Problem details:
Each line containing the word "following" must be reported.
⁂
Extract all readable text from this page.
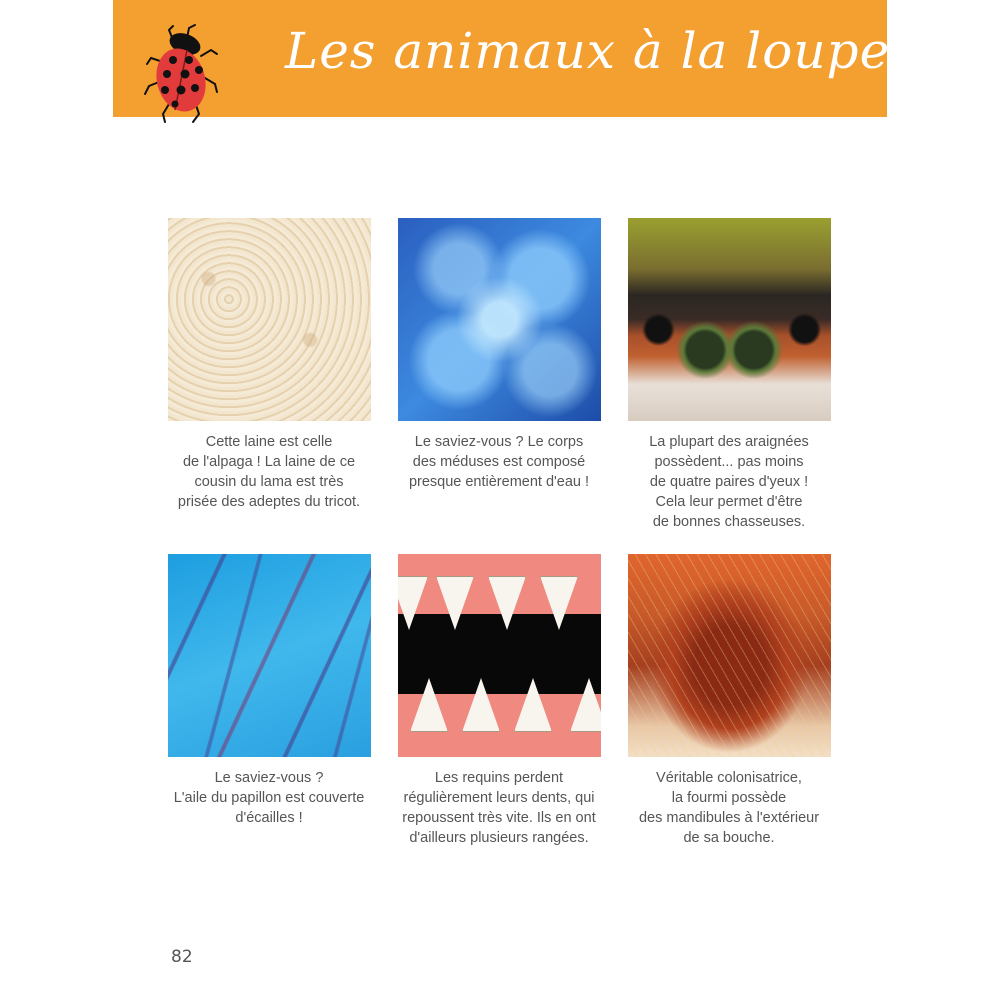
Les animaux à la loupe
Cette laine est celle
de l'alpaga ! La laine de ce
cousin du lama est très
prisée des adeptes du tricot.
Le saviez-vous ? Le corps
des méduses est composé
presque entièrement d'eau !
La plupart des araignées
possèdent... pas moins
de quatre paires d'yeux !
Cela leur permet d'être
de bonnes chasseuses.
Le saviez-vous ?
L'aile du papillon est couverte
d'écailles !
Les requins perdent
régulièrement leurs dents, qui
repoussent très vite. Ils en ont
d'ailleurs plusieurs rangées.
Véritable colonisatrice,
la fourmi possède
des mandibules à l'extérieur
de sa bouche.
82
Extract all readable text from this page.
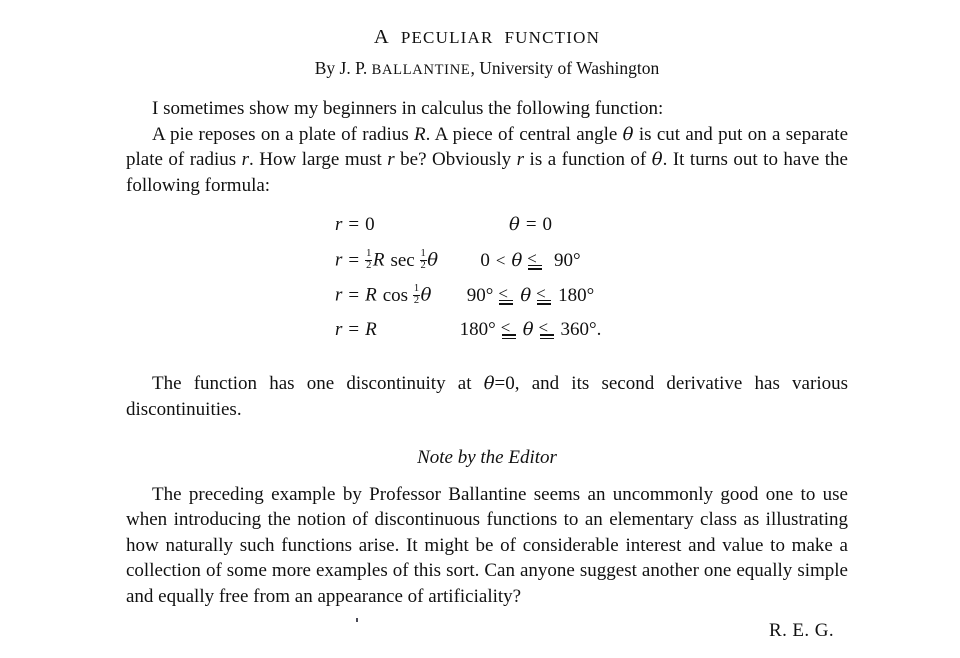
A PECULIAR FUNCTION
By J. P. BALLANTINE, University of Washington

I sometimes show my beginners in calculus the following function:

A pie reposes on a plate of radius R. A piece of central angle θ is cut and put on a separate plate of radius r. How large must r be? Obviously r is a function of θ. It turns out to have the following formula:

r = 0	θ = 0
$r = \frac{1}{2}$ R $\sec \frac{1}{2}$ θ	0 < θ < 90°
r = R $\cos \frac{1}{2}$ θ	90° < θ < 180°
r = R	180° < θ < 360°.

The function has one discontinuity at θ=0, and its second derivative has various discontinuities.

Note by the Editor

The preceding example by Professor Ballantine seems an uncommonly good one to use when introducing the notion of discontinuous functions to an elementary class as illustrating how naturally such functions arise. It might be of considerable interest and value to make a collection of some more examples of this sort. Can anyone suggest another one equally simple and equally free from an appearance of artificiality?

R. E. G.
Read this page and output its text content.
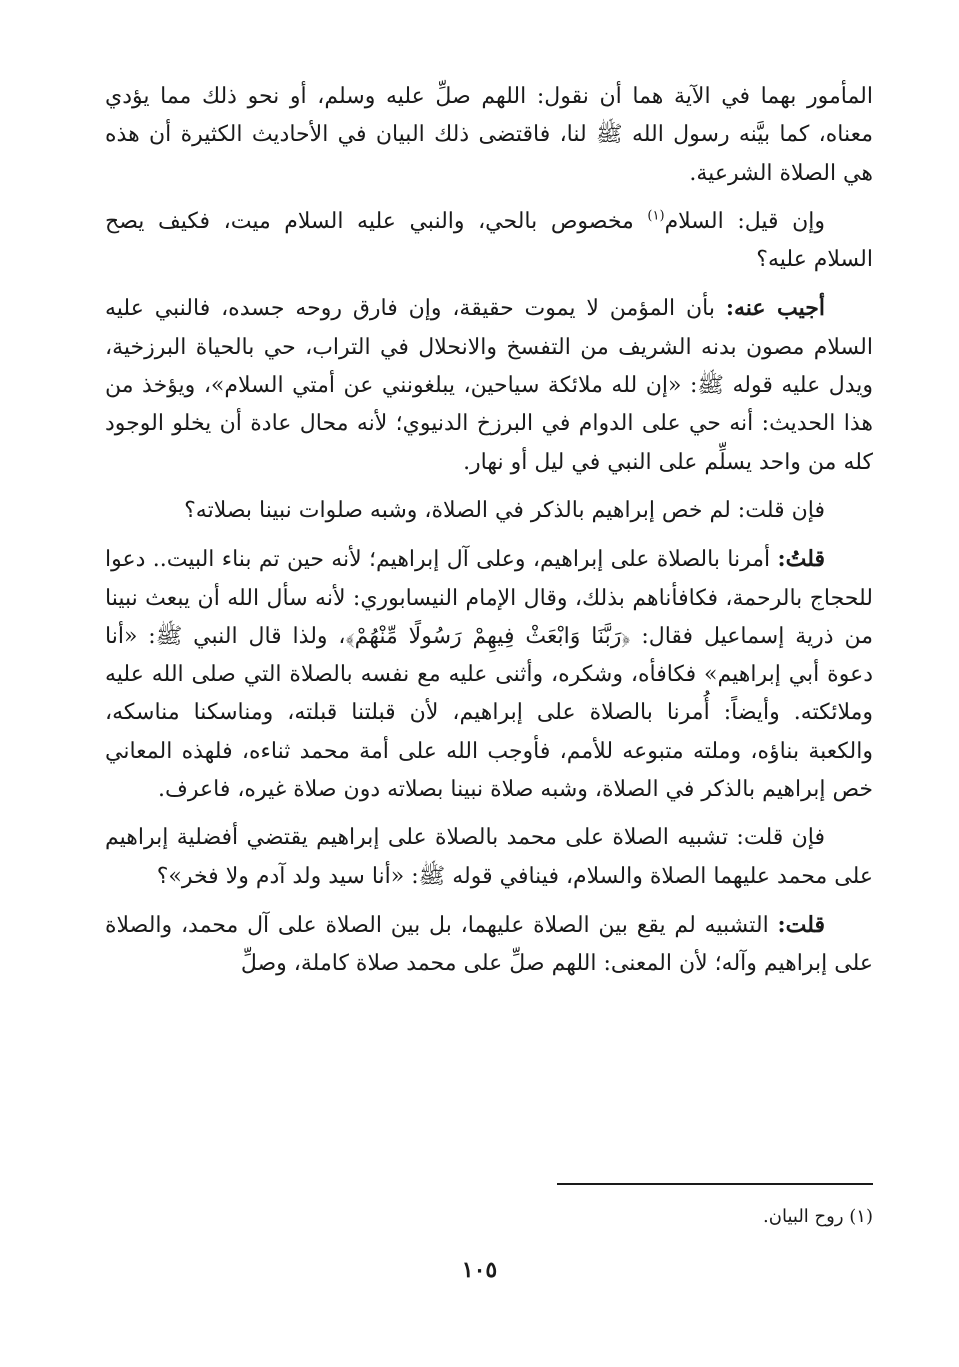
المأمور بهما في الآية هما أن نقول: اللهم صلِّ عليه وسلم، أو نحو ذلك مما يؤدي معناه، كما بيَّنه رسول الله ﷺ لنا، فاقتضى ذلك البيان في الأحاديث الكثيرة أن هذه هي الصلاة الشرعية.

وإن قيل: السلام$^{(١)}$ مخصوص بالحي، والنبي عليه السلام ميت، فكيف يصح السلام عليه؟

أجيب عنه: بأن المؤمن لا يموت حقيقة، وإن فارق روحه جسده، فالنبي عليه السلام مصون بدنه الشريف من التفسخ والانحلال في التراب، حي بالحياة البرزخية، ويدل عليه قوله ﷺ: «إن لله ملائكة سياحين، يبلغونني عن أمتي السلام»، ويؤخذ من هذا الحديث: أنه حي على الدوام في البرزخ الدنيوي؛ لأنه محال عادة أن يخلو الوجود كله من واحد يسلِّم على النبي في ليل أو نهار.

فإن قلت: لم خص إبراهيم بالذكر في الصلاة، وشبه صلوات نبينا بصلاته؟

قلتُ: أمرنا بالصلاة على إبراهيم، وعلى آل إبراهيم؛ لأنه حين تم بناء البيت.. دعوا للحجاج بالرحمة، فكافأناهم بذلك، وقال الإمام النيسابوري: لأنه سأل الله أن يبعث نبينا من ذرية إسماعيل فقال: ﴿رَبَّنَا وَابْعَثْ فِيهِمْ رَسُولًا مِّنْهُمْ﴾، ولذا قال النبي ﷺ: «أنا دعوة أبي إبراهيم» فكافأه، وشكره، وأثنى عليه مع نفسه بالصلاة التي صلى الله عليه وملائكته. وأيضاً: أُمرنا بالصلاة على إبراهيم، لأن قبلتنا قبلته، ومناسكنا مناسكه، والكعبة بناؤه، وملته متبوعه للأمم، فأوجب الله على أمة محمد ثناءه، فلهذه المعاني خص إبراهيم بالذكر في الصلاة، وشبه صلاة نبينا بصلاته دون صلاة غيره، فاعرف.

فإن قلت: تشبيه الصلاة على محمد بالصلاة على إبراهيم يقتضي أفضلية إبراهيم على محمد عليهما الصلاة والسلام، فينافي قوله ﷺ: «أنا سيد ولد آدم ولا فخر»؟

قلت: التشبيه لم يقع بين الصلاة عليهما، بل بين الصلاة على آل محمد، والصلاة على إبراهيم وآله؛ لأن المعنى: اللهم صلِّ على محمد صلاة كاملة، وصلِّ

(١) روح البيان.
١٠٥
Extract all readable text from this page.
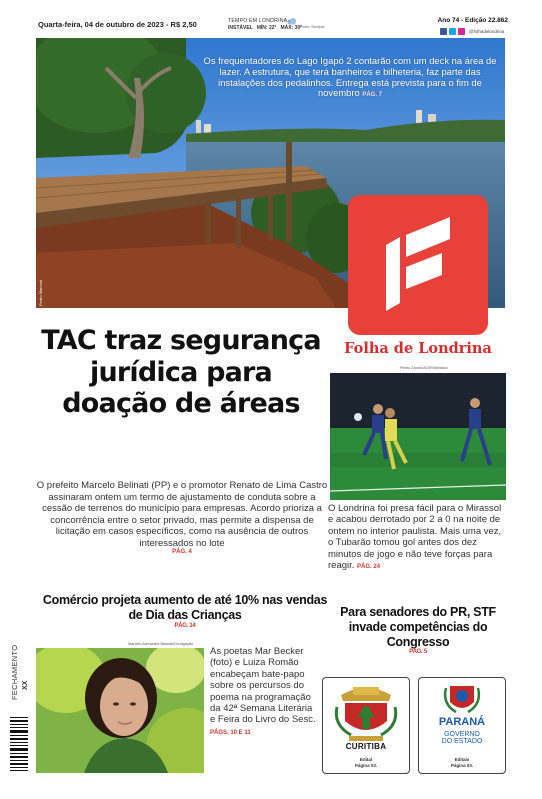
Quarta-feira, 04 de outubro de 2023 - R$ 2,50	TEMPO EM LONDRINA
INSTÁVEL MÍN: 22° MÁX: 30°
Fonte: Simepar
Ano 74 - Edição 22.862
@folhadelondrina
Pedro Marconi
Os frequentadores do Lago Igapó 2 contarão com um deck na área de lazer. A estrutura, que terá banheiros e bilheteria, faz parte das instalações dos pedalinhos. Entrega está prevista para o fim de novembro PÁG. 7
Folha de Londrina
TAC traz segurança jurídica para doação de áreas
O prefeito Marcelo Belinati (PP) e o promotor Renato de Lima Castro assinaram ontem um termo de ajustamento de conduta sobre a cessão de terrenos do município para empresas. Acordo prioriza a concorrência entre o setor privado, mas permite a dispensa de licitação em casos específicos, como na ausência de outros interessados no lote
PÁG. 4
Pedro Zacchi/AGIF/Mirassol
O Londrina foi presa fácil para o Mirassol e acabou derrotado por 2 a 0 na noite de ontem no interior paulista. Mais uma vez, o Tubarão tomou gol antes dos dez minutos de jogo e não teve forças para reagir. PÁG. 24
Comércio projeta aumento de até 10% nas vendas de Dia das Crianças
PÁG. 14
Para senadores do PR, STF invade competências do Congresso
PÁG. 5
Marcelo Alexandre Bassan/Divulgação
As poetas Mar Becker (foto) e Luiza Romão encabeçam bate-papo sobre os percursos do poema na programação da 42ª Semana Literária e Feira do Livro do Sesc. PÁGS. 10 E 11
FECHAMENTO XX
CURITIBA
Edital
Página 03.
PARANÁ
GOVERNO
DO ESTADO
Editais
Página 03.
⁂
Result:
I sometimes show my beginners in calculus the following function:
A pie reposes on a plate of radius R. A piece of central angle θ is cut and put on a separate plate of radius r. How large must r be? Obviously r is a function of θ. It turns out to have the following formula:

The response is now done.